• **Objective**: Out of the lines below, please list those that hold the string "your".

>>>>>

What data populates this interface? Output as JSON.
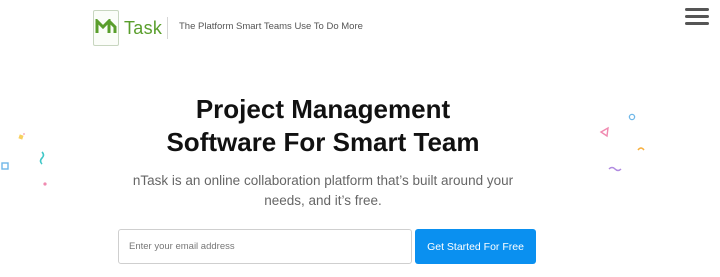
{
  "header": {
    "logo_text": "Task",
    "tagline": "The Platform Smart Teams Use To Do More",
    "menu_icon": "hamburger-menu-icon"
  },
  "hero": {
    "title_line1": "Project Management",
    "title_line2": "Software For Smart Team",
    "subtitle_line1": "nTask is an online collaboration platform that’s built around your",
    "subtitle_line2": "needs, and it’s free."
  },
  "signup": {
    "email_placeholder": "Enter your email address",
    "email_value": "",
    "cta_label": "Get Started For Free"
  },
  "colors": {
    "brand_green": "#5a9e2c",
    "cta_blue": "#0a90f0",
    "title": "#111111",
    "subtitle": "#666666"
  }
}
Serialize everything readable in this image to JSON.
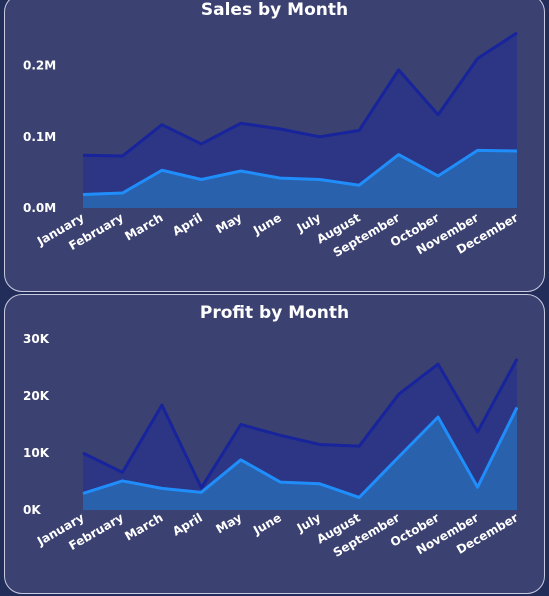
{
  "chart_data": [
    {
      "type": "area",
      "title": "Sales by Month",
      "categories": [
        "January",
        "February",
        "March",
        "April",
        "May",
        "June",
        "July",
        "August",
        "September",
        "October",
        "November",
        "December"
      ],
      "y_ticks": [
        "0.0M",
        "0.1M",
        "0.2M"
      ],
      "ylim": [
        0,
        0.25
      ],
      "series": [
        {
          "values": [
            0.074,
            0.073,
            0.117,
            0.09,
            0.119,
            0.111,
            0.1,
            0.109,
            0.194,
            0.131,
            0.21,
            0.246
          ],
          "color": "#17249b",
          "fill": "#2d3585"
        },
        {
          "values": [
            0.019,
            0.021,
            0.053,
            0.04,
            0.052,
            0.042,
            0.04,
            0.032,
            0.075,
            0.045,
            0.081,
            0.08
          ],
          "color": "#1f8efb",
          "fill": "#2961ad"
        }
      ],
      "grid": false
    },
    {
      "type": "area",
      "title": "Profit by Month",
      "categories": [
        "January",
        "February",
        "March",
        "April",
        "May",
        "June",
        "July",
        "August",
        "September",
        "October",
        "November",
        "December"
      ],
      "y_ticks": [
        "0K",
        "10K",
        "20K",
        "30K"
      ],
      "ylim": [
        0,
        30000
      ],
      "series": [
        {
          "values": [
            10000,
            6600,
            18400,
            3900,
            15000,
            13100,
            11500,
            11200,
            20300,
            25600,
            13700,
            26500
          ],
          "color": "#17249b",
          "fill": "#2d3585"
        },
        {
          "values": [
            2900,
            5100,
            3800,
            3100,
            8800,
            4900,
            4600,
            2200,
            9300,
            16300,
            4000,
            18000
          ],
          "color": "#1f8efb",
          "fill": "#2961ad"
        }
      ],
      "grid": false
    }
  ]
}
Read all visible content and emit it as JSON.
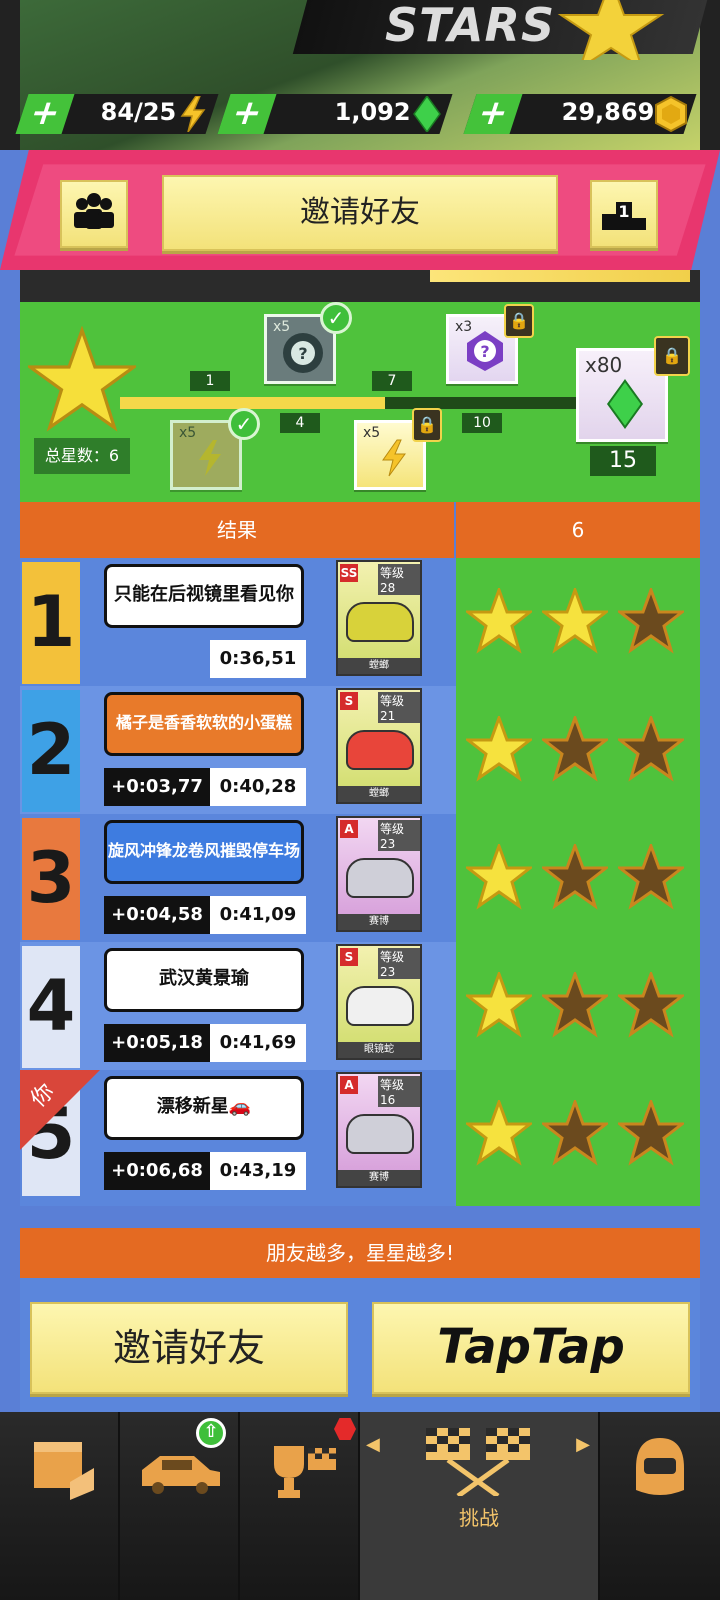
{
  "hero": {
    "title": "STARS"
  },
  "resources": [
    {
      "plus": "+",
      "value": "84/25",
      "icon": "lightning-icon"
    },
    {
      "plus": "+",
      "value": "1,092",
      "icon": "green-gem-icon"
    },
    {
      "plus": "+",
      "value": "29,869",
      "icon": "gold-coin-icon"
    }
  ],
  "topbar": {
    "invite_label": "邀请好友",
    "rank_value": "1"
  },
  "progress": {
    "total_label": "总星数：6",
    "milestones": [
      "1",
      "4",
      "7",
      "10",
      "15"
    ],
    "rewards": [
      {
        "mult": "x5",
        "kind": "lightning",
        "claimed": true
      },
      {
        "mult": "x5",
        "kind": "mystery-tire",
        "claimed": true
      },
      {
        "mult": "x5",
        "kind": "lightning",
        "claimed": false
      },
      {
        "mult": "x3",
        "kind": "mystery-gem",
        "claimed": false
      },
      {
        "mult": "x80",
        "kind": "green-gem",
        "claimed": false
      }
    ]
  },
  "table": {
    "header_result": "结果",
    "header_score": "6",
    "rows": [
      {
        "rank": "1",
        "name": "只能在后视镜里看见你",
        "gap": "",
        "time": "0:36,51",
        "car_class": "SS",
        "level": "等级28",
        "car_name": "螳螂",
        "stars": 2,
        "rank_color": "#f3c13a",
        "plate_color": "#ffffff",
        "car_color": "#d8d23a"
      },
      {
        "rank": "2",
        "name": "橘子是香香软软的小蛋糕",
        "gap": "+0:03,77",
        "time": "0:40,28",
        "car_class": "S",
        "level": "等级21",
        "car_name": "螳螂",
        "stars": 1,
        "rank_color": "#3ea1e6",
        "plate_color": "#e87a2a",
        "car_color": "#e8453a"
      },
      {
        "rank": "3",
        "name": "旋风冲锋龙卷风摧毁停车场",
        "gap": "+0:04,58",
        "time": "0:41,09",
        "car_class": "A",
        "level": "等级23",
        "car_name": "赛博",
        "stars": 1,
        "rank_color": "#e8793e",
        "plate_color": "#3e7ce0",
        "car_color": "#cfcfd8"
      },
      {
        "rank": "4",
        "name": "武汉黄景瑜",
        "gap": "+0:05,18",
        "time": "0:41,69",
        "car_class": "S",
        "level": "等级23",
        "car_name": "眼镜蛇",
        "stars": 1,
        "rank_color": "#dfe6f5",
        "plate_color": "#ffffff",
        "car_color": "#f0f0f0"
      },
      {
        "rank": "5",
        "name": "漂移新星🚗",
        "gap": "+0:06,68",
        "time": "0:43,19",
        "car_class": "A",
        "level": "等级16",
        "car_name": "赛博",
        "stars": 1,
        "rank_color": "#dfe6f5",
        "plate_color": "#ffffff",
        "car_color": "#cfcfd8",
        "you_label": "你"
      }
    ]
  },
  "footer": {
    "banner": "朋友越多，星星越多!",
    "invite_label": "邀请好友",
    "taptap_label": "TapTap"
  },
  "nav": {
    "challenge_label": "挑战"
  }
}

<<<<<

• **Answer to the problem**:
    "subtitle_line1": "nTask is an online collaboration platform that’s built around your",
    "email_placeholder": "Enter your email address",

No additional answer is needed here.